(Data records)
____
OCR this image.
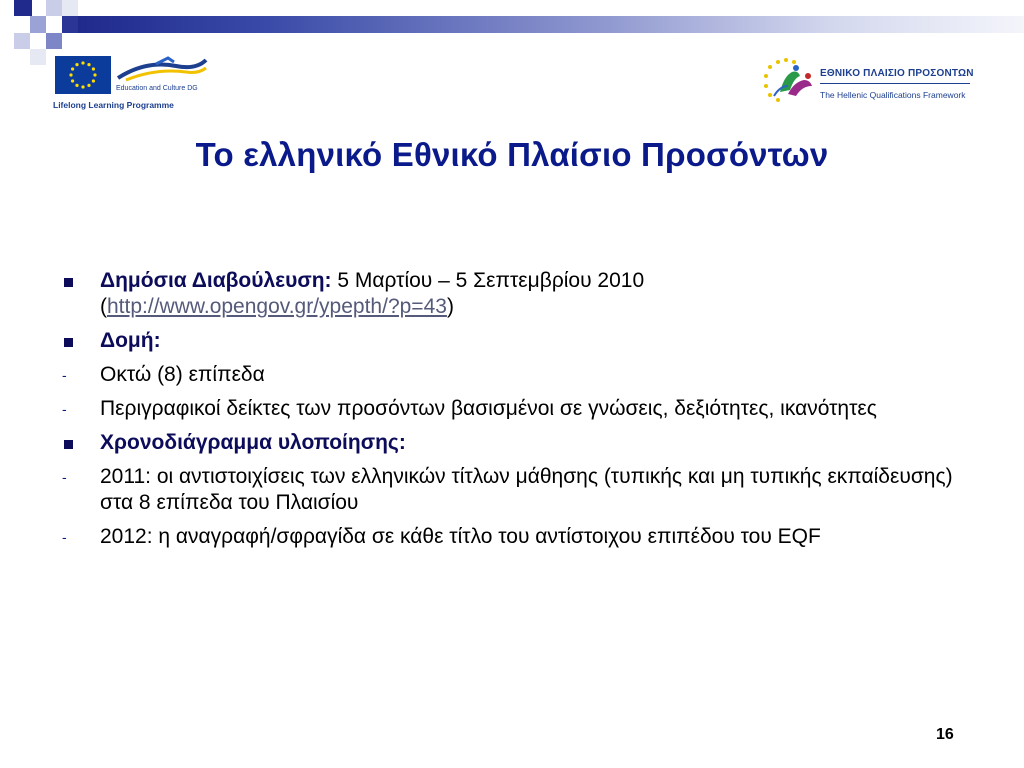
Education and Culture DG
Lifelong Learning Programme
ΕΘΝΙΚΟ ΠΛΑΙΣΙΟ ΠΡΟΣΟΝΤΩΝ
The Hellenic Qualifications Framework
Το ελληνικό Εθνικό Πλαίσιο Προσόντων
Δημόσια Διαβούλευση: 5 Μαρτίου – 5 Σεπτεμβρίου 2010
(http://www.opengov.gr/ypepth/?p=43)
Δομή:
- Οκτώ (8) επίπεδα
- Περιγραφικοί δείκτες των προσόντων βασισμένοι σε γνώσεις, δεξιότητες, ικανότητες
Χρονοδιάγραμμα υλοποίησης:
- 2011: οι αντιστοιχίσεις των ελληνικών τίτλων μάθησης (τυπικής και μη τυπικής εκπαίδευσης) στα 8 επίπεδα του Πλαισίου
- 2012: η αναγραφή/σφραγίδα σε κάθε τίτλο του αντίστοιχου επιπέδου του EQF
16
____
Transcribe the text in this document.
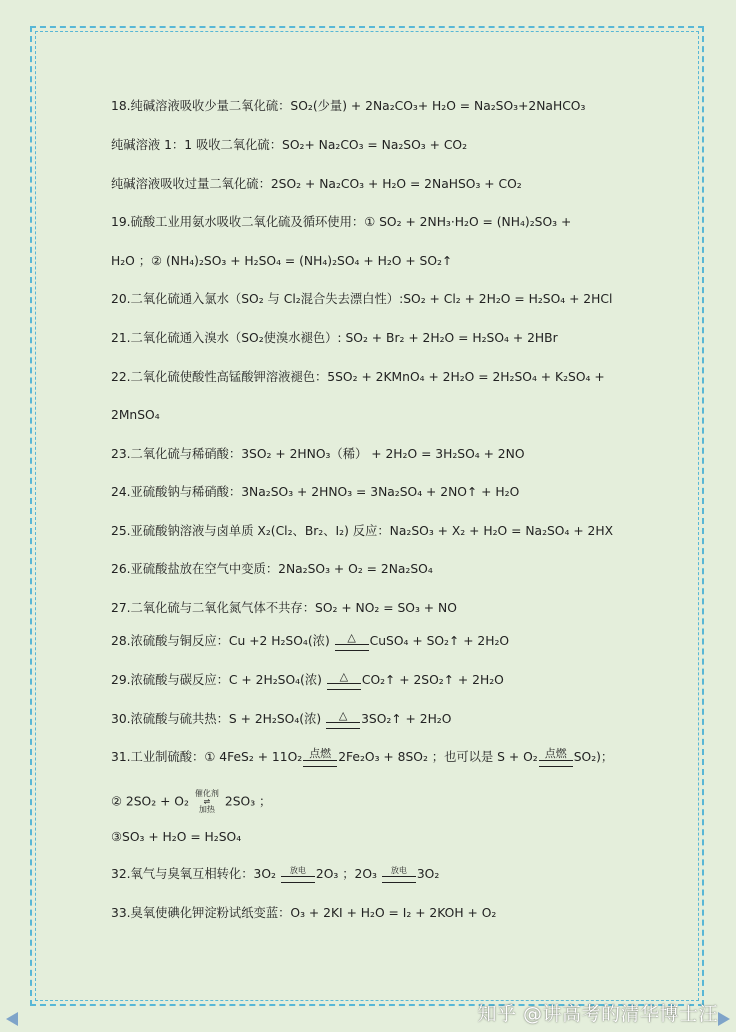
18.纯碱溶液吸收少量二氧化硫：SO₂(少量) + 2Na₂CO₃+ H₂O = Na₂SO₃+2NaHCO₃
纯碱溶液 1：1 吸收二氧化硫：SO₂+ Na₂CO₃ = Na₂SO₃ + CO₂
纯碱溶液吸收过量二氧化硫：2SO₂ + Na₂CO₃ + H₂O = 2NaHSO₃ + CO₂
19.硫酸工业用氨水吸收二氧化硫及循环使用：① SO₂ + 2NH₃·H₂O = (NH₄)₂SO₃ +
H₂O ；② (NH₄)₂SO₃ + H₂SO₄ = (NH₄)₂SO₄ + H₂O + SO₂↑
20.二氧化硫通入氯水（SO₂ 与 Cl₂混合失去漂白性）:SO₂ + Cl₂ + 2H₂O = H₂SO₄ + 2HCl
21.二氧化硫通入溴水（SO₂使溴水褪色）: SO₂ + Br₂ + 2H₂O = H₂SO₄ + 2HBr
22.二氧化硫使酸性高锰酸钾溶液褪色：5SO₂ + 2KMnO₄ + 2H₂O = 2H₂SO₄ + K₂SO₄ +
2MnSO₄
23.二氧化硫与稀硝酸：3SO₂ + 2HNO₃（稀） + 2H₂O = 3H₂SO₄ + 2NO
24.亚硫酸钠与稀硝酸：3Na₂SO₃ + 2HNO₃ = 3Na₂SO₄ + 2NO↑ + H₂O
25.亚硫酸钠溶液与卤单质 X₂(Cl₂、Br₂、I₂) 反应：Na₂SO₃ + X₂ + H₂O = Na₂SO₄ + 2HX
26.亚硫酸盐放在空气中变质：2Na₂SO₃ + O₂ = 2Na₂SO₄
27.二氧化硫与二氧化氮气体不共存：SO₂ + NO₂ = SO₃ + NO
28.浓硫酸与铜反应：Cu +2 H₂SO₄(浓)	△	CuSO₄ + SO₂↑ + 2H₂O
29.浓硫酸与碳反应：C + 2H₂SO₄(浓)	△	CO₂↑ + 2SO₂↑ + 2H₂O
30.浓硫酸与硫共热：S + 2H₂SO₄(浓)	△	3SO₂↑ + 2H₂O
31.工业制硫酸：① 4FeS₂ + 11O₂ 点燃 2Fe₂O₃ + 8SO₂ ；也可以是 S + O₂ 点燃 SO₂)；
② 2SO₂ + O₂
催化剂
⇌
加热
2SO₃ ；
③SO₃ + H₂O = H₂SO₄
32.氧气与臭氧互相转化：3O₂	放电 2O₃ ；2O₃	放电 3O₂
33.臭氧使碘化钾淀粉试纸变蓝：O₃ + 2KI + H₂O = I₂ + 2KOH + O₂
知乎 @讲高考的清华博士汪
____
■ **Set task**: Using the entries above, return each line in which the word "επίπεδα" occurs.

■ **Exercise response**:
- Οκτώ (8) επίπεδα
- 2011: οι αντιστοιχίσεις των ελληνικών τίτλων μάθησης (τυπικής και μη τυπικής εκπαίδευσης) στα 8 επίπεδα του Πλαισίου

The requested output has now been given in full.